> **Task goal**
Reproduce all entries verbatim, with nothing added or dropped.

> **Data**
--- BEGIN ---

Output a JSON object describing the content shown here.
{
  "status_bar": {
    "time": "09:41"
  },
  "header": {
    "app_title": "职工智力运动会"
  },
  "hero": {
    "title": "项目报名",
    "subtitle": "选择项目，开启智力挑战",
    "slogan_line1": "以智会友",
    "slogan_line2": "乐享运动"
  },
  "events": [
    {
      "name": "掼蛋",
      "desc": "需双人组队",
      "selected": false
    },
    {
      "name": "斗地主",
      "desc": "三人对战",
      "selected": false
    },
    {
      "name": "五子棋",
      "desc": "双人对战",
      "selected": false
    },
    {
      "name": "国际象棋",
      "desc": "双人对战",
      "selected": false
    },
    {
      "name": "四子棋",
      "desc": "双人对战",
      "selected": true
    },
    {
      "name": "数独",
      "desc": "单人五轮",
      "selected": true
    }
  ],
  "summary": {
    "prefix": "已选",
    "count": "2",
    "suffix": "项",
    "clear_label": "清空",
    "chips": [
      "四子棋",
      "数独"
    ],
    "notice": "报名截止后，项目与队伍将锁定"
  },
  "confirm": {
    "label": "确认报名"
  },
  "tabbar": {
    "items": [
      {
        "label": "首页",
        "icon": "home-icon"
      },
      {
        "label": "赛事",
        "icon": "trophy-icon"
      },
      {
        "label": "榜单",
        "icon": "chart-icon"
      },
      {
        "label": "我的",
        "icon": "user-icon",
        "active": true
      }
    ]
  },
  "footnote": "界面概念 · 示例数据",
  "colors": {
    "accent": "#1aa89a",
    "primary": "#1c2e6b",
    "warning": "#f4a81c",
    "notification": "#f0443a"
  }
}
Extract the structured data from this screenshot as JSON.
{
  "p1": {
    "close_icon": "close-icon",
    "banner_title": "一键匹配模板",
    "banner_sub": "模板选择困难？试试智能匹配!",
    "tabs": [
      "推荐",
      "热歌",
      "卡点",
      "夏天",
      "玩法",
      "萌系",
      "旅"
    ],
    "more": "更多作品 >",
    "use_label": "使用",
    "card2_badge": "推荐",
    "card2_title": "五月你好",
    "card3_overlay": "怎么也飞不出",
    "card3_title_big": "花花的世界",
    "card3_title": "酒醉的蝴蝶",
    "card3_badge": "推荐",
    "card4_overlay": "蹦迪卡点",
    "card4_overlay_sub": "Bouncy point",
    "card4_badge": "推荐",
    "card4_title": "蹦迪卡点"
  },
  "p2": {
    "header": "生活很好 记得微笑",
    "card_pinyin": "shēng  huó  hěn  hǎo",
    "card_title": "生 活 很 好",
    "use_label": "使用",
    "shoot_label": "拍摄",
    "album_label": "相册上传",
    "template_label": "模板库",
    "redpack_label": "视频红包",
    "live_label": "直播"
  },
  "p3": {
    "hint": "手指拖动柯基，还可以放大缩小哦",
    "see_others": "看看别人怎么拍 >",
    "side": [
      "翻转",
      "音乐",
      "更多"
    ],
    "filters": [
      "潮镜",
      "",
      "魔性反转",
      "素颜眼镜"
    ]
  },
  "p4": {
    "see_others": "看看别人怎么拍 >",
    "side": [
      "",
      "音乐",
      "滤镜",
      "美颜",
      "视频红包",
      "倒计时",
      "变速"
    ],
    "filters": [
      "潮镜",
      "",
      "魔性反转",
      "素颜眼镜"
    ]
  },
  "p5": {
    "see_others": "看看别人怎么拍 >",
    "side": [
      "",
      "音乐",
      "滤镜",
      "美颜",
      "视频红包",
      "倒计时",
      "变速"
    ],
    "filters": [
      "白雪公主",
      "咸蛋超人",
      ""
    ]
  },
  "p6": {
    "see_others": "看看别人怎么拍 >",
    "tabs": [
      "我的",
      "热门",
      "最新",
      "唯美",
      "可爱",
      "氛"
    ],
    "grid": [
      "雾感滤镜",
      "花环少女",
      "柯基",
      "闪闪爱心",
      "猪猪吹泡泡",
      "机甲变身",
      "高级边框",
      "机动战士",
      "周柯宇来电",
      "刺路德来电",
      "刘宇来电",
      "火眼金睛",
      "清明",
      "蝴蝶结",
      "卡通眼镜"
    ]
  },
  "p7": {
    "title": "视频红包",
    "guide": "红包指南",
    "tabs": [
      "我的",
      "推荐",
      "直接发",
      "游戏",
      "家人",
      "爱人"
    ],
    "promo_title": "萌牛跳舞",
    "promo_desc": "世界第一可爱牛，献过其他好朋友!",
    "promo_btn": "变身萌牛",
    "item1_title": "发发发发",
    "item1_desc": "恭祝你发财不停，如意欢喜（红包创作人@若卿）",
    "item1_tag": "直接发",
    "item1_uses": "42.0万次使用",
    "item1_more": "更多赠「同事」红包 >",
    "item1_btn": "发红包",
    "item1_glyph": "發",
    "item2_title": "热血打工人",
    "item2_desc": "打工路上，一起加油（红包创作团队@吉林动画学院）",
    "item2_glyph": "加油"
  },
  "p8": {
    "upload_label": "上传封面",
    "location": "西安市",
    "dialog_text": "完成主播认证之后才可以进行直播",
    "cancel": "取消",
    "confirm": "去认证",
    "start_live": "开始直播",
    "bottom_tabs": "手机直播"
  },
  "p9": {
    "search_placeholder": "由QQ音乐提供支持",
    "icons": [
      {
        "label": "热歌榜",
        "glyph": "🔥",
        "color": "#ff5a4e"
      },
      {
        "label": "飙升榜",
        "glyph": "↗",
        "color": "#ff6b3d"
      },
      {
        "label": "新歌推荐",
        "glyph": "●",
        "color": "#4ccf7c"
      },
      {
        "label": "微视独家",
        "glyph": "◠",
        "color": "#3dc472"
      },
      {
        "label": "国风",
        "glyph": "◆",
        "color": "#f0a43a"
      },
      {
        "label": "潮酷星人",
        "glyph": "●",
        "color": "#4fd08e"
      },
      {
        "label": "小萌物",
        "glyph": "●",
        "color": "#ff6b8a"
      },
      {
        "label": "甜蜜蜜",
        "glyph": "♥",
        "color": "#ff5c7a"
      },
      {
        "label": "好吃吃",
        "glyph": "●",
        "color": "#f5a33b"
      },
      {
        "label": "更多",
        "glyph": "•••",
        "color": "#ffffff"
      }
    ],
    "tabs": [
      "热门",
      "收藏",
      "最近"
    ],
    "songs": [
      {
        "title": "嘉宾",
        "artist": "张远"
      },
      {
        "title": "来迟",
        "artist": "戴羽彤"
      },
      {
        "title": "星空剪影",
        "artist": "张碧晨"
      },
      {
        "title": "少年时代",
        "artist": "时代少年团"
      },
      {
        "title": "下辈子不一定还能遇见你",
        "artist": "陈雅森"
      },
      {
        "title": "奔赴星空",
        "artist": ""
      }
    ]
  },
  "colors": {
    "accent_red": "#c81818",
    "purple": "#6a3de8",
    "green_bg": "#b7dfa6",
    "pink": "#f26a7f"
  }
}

--- END ---

> **Problem solution**
Output a JSON object describing the content shown here.
{
  "status_bar": {
    "time": "09:41"
  },
  "header": {
    "app_title": "职工智力运动会"
  },
  "hero": {
    "title": "项目报名",
    "subtitle": "选择项目，开启智力挑战",
    "slogan_line1": "以智会友",
    "slogan_line2": "乐享运动"
  },
  "events": [
    {
      "name": "掼蛋",
      "desc": "需双人组队",
      "selected": false
    },
    {
      "name": "斗地主",
      "desc": "三人对战",
      "selected": false
    },
    {
      "name": "五子棋",
      "desc": "双人对战",
      "selected": false
    },
    {
      "name": "国际象棋",
      "desc": "双人对战",
      "selected": false
    },
    {
      "name": "四子棋",
      "desc": "双人对战",
      "selected": true
    },
    {
      "name": "数独",
      "desc": "单人五轮",
      "selected": true
    }
  ],
  "summary": {
    "prefix": "已选",
    "count": "2",
    "suffix": "项",
    "clear_label": "清空",
    "chips": [
      "四子棋",
      "数独"
    ],
    "notice": "报名截止后，项目与队伍将锁定"
  },
  "confirm": {
    "label": "确认报名"
  },
  "tabbar": {
    "items": [
      {
        "label": "首页",
        "icon": "home-icon"
      },
      {
        "label": "赛事",
        "icon": "trophy-icon"
      },
      {
        "label": "榜单",
        "icon": "chart-icon"
      },
      {
        "label": "我的",
        "icon": "user-icon",
        "active": true
      }
    ]
  },
  "footnote": "界面概念 · 示例数据",
  "colors": {
    "accent": "#1aa89a",
    "primary": "#1c2e6b",
    "warning": "#f4a81c",
    "notification": "#f0443a"
  }
}
Extract the structured data from this screenshot as JSON.
{
  "p1": {
    "close_icon": "close-icon",
    "banner_title": "一键匹配模板",
    "banner_sub": "模板选择困难？试试智能匹配!",
    "tabs": [
      "推荐",
      "热歌",
      "卡点",
      "夏天",
      "玩法",
      "萌系",
      "旅"
    ],
    "more": "更多作品 >",
    "use_label": "使用",
    "card2_badge": "推荐",
    "card2_title": "五月你好",
    "card3_overlay": "怎么也飞不出",
    "card3_title_big": "花花的世界",
    "card3_title": "酒醉的蝴蝶",
    "card3_badge": "推荐",
    "card4_overlay": "蹦迪卡点",
    "card4_overlay_sub": "Bouncy point",
    "card4_badge": "推荐",
    "card4_title": "蹦迪卡点"
  },
  "p2": {
    "header": "生活很好 记得微笑",
    "card_pinyin": "shēng  huó  hěn  hǎo",
    "card_title": "生 活 很 好",
    "use_label": "使用",
    "shoot_label": "拍摄",
    "album_label": "相册上传",
    "template_label": "模板库",
    "redpack_label": "视频红包",
    "live_label": "直播"
  },
  "p3": {
    "hint": "手指拖动柯基，还可以放大缩小哦",
    "see_others": "看看别人怎么拍 >",
    "side": [
      "翻转",
      "音乐",
      "更多"
    ],
    "filters": [
      "潮镜",
      "",
      "魔性反转",
      "素颜眼镜"
    ]
  },
  "p4": {
    "see_others": "看看别人怎么拍 >",
    "side": [
      "",
      "音乐",
      "滤镜",
      "美颜",
      "视频红包",
      "倒计时",
      "变速"
    ],
    "filters": [
      "潮镜",
      "",
      "魔性反转",
      "素颜眼镜"
    ]
  },
  "p5": {
    "see_others": "看看别人怎么拍 >",
    "side": [
      "",
      "音乐",
      "滤镜",
      "美颜",
      "视频红包",
      "倒计时",
      "变速"
    ],
    "filters": [
      "白雪公主",
      "咸蛋超人",
      ""
    ]
  },
  "p6": {
    "see_others": "看看别人怎么拍 >",
    "tabs": [
      "我的",
      "热门",
      "最新",
      "唯美",
      "可爱",
      "氛"
    ],
    "grid": [
      "雾感滤镜",
      "花环少女",
      "柯基",
      "闪闪爱心",
      "猪猪吹泡泡",
      "机甲变身",
      "高级边框",
      "机动战士",
      "周柯宇来电",
      "刺路德来电",
      "刘宇来电",
      "火眼金睛",
      "清明",
      "蝴蝶结",
      "卡通眼镜"
    ]
  },
  "p7": {
    "title": "视频红包",
    "guide": "红包指南",
    "tabs": [
      "我的",
      "推荐",
      "直接发",
      "游戏",
      "家人",
      "爱人"
    ],
    "promo_title": "萌牛跳舞",
    "promo_desc": "世界第一可爱牛，献过其他好朋友!",
    "promo_btn": "变身萌牛",
    "item1_title": "发发发发",
    "item1_desc": "恭祝你发财不停，如意欢喜（红包创作人@若卿）",
    "item1_tag": "直接发",
    "item1_uses": "42.0万次使用",
    "item1_more": "更多赠「同事」红包 >",
    "item1_btn": "发红包",
    "item1_glyph": "發",
    "item2_title": "热血打工人",
    "item2_desc": "打工路上，一起加油（红包创作团队@吉林动画学院）",
    "item2_glyph": "加油"
  },
  "p8": {
    "upload_label": "上传封面",
    "location": "西安市",
    "dialog_text": "完成主播认证之后才可以进行直播",
    "cancel": "取消",
    "confirm": "去认证",
    "start_live": "开始直播",
    "bottom_tabs": "手机直播"
  },
  "p9": {
    "search_placeholder": "由QQ音乐提供支持",
    "icons": [
      {
        "label": "热歌榜",
        "glyph": "🔥",
        "color": "#ff5a4e"
      },
      {
        "label": "飙升榜",
        "glyph": "↗",
        "color": "#ff6b3d"
      },
      {
        "label": "新歌推荐",
        "glyph": "●",
        "color": "#4ccf7c"
      },
      {
        "label": "微视独家",
        "glyph": "◠",
        "color": "#3dc472"
      },
      {
        "label": "国风",
        "glyph": "◆",
        "color": "#f0a43a"
      },
      {
        "label": "潮酷星人",
        "glyph": "●",
        "color": "#4fd08e"
      },
      {
        "label": "小萌物",
        "glyph": "●",
        "color": "#ff6b8a"
      },
      {
        "label": "甜蜜蜜",
        "glyph": "♥",
        "color": "#ff5c7a"
      },
      {
        "label": "好吃吃",
        "glyph": "●",
        "color": "#f5a33b"
      },
      {
        "label": "更多",
        "glyph": "•••",
        "color": "#ffffff"
      }
    ],
    "tabs": [
      "热门",
      "收藏",
      "最近"
    ],
    "songs": [
      {
        "title": "嘉宾",
        "artist": "张远"
      },
      {
        "title": "来迟",
        "artist": "戴羽彤"
      },
      {
        "title": "星空剪影",
        "artist": "张碧晨"
      },
      {
        "title": "少年时代",
        "artist": "时代少年团"
      },
      {
        "title": "下辈子不一定还能遇见你",
        "artist": "陈雅森"
      },
      {
        "title": "奔赴星空",
        "artist": ""
      }
    ]
  },
  "colors": {
    "accent_red": "#c81818",
    "purple": "#6a3de8",
    "green_bg": "#b7dfa6",
    "pink": "#f26a7f"
  }
}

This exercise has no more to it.